→ Description of the task
Read the records and gather each line that includes "CONSULT".

→ Supplied material
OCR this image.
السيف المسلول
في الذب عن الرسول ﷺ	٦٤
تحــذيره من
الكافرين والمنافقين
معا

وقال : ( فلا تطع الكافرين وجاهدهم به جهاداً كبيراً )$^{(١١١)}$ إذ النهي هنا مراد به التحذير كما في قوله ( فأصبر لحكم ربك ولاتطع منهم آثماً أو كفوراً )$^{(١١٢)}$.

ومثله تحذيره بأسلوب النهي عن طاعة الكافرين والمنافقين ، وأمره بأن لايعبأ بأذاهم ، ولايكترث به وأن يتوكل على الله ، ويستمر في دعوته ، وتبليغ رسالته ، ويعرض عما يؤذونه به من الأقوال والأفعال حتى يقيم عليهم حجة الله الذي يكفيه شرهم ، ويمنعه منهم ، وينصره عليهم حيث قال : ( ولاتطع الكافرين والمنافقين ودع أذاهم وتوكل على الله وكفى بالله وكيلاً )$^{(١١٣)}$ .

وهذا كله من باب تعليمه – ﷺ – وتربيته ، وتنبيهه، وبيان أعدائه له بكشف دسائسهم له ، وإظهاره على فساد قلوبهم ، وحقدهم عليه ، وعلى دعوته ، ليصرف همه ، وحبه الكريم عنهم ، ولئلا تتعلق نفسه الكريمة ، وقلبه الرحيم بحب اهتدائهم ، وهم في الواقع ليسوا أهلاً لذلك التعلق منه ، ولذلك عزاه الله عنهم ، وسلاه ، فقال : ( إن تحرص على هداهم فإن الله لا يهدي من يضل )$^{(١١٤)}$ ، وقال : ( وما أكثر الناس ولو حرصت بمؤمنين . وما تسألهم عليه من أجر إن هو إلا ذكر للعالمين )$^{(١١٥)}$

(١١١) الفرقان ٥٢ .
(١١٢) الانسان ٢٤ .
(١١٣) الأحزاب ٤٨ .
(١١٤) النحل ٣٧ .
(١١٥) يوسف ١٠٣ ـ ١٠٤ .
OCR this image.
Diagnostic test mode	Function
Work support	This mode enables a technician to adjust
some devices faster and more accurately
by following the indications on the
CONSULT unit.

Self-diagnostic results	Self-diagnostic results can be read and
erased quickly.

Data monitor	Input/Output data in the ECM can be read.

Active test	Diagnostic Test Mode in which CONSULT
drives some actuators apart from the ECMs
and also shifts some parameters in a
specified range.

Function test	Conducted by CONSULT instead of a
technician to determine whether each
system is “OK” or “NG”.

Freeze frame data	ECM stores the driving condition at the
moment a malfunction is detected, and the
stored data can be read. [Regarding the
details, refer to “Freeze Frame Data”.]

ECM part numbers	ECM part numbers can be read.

→ Response to this task
CONSULT unit.
Active test	Diagnostic Test Mode in which CONSULT
Function test	Conducted by CONSULT instead of a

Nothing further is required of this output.